> [Stated goal] Please return the full listing below without altering anything.

> [Entries supplied]
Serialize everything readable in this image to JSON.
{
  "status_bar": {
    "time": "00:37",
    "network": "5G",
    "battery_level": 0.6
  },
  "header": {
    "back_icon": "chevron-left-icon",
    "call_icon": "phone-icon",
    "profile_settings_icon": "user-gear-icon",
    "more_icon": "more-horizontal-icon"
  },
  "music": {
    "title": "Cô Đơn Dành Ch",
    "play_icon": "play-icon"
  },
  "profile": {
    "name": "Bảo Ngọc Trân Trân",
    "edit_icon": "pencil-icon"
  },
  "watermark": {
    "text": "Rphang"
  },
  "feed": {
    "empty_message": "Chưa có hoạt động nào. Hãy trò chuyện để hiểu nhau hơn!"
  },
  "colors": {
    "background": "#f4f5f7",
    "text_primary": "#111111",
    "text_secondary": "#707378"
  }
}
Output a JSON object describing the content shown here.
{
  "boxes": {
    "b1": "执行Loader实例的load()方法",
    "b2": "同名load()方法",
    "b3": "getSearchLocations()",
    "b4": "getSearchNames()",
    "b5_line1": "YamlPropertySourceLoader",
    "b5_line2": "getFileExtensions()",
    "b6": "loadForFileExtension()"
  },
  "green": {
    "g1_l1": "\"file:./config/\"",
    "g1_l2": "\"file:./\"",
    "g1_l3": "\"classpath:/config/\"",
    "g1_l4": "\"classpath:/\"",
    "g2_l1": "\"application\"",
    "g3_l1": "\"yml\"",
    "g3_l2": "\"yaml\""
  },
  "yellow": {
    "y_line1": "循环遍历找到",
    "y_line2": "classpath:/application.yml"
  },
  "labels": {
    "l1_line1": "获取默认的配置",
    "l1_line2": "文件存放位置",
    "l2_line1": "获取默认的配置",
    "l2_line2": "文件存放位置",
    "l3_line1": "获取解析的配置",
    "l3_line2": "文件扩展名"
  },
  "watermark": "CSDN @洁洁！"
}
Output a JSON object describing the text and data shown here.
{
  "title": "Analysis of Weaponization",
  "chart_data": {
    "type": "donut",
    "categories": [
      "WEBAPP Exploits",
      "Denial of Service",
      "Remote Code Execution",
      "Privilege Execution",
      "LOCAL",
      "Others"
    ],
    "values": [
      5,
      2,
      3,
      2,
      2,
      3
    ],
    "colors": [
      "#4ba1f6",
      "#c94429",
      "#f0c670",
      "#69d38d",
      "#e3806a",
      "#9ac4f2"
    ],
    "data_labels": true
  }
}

> [Reply]
Serialize everything readable in this image to JSON.
{
  "status_bar": {
    "time": "00:37",
    "network": "5G",
    "battery_level": 0.6
  },
  "header": {
    "back_icon": "chevron-left-icon",
    "call_icon": "phone-icon",
    "profile_settings_icon": "user-gear-icon",
    "more_icon": "more-horizontal-icon"
  },
  "music": {
    "title": "Cô Đơn Dành Ch",
    "play_icon": "play-icon"
  },
  "profile": {
    "name": "Bảo Ngọc Trân Trân",
    "edit_icon": "pencil-icon"
  },
  "watermark": {
    "text": "Rphang"
  },
  "feed": {
    "empty_message": "Chưa có hoạt động nào. Hãy trò chuyện để hiểu nhau hơn!"
  },
  "colors": {
    "background": "#f4f5f7",
    "text_primary": "#111111",
    "text_secondary": "#707378"
  }
}
Output a JSON object describing the content shown here.
{
  "boxes": {
    "b1": "执行Loader实例的load()方法",
    "b2": "同名load()方法",
    "b3": "getSearchLocations()",
    "b4": "getSearchNames()",
    "b5_line1": "YamlPropertySourceLoader",
    "b5_line2": "getFileExtensions()",
    "b6": "loadForFileExtension()"
  },
  "green": {
    "g1_l1": "\"file:./config/\"",
    "g1_l2": "\"file:./\"",
    "g1_l3": "\"classpath:/config/\"",
    "g1_l4": "\"classpath:/\"",
    "g2_l1": "\"application\"",
    "g3_l1": "\"yml\"",
    "g3_l2": "\"yaml\""
  },
  "yellow": {
    "y_line1": "循环遍历找到",
    "y_line2": "classpath:/application.yml"
  },
  "labels": {
    "l1_line1": "获取默认的配置",
    "l1_line2": "文件存放位置",
    "l2_line1": "获取默认的配置",
    "l2_line2": "文件存放位置",
    "l3_line1": "获取解析的配置",
    "l3_line2": "文件扩展名"
  },
  "watermark": "CSDN @洁洁！"
}
Output a JSON object describing the text and data shown here.
{
  "title": "Analysis of Weaponization",
  "chart_data": {
    "type": "donut",
    "categories": [
      "WEBAPP Exploits",
      "Denial of Service",
      "Remote Code Execution",
      "Privilege Execution",
      "LOCAL",
      "Others"
    ],
    "values": [
      5,
      2,
      3,
      2,
      2,
      3
    ],
    "colors": [
      "#4ba1f6",
      "#c94429",
      "#f0c670",
      "#69d38d",
      "#e3806a",
      "#9ac4f2"
    ],
    "data_labels": true
  }
}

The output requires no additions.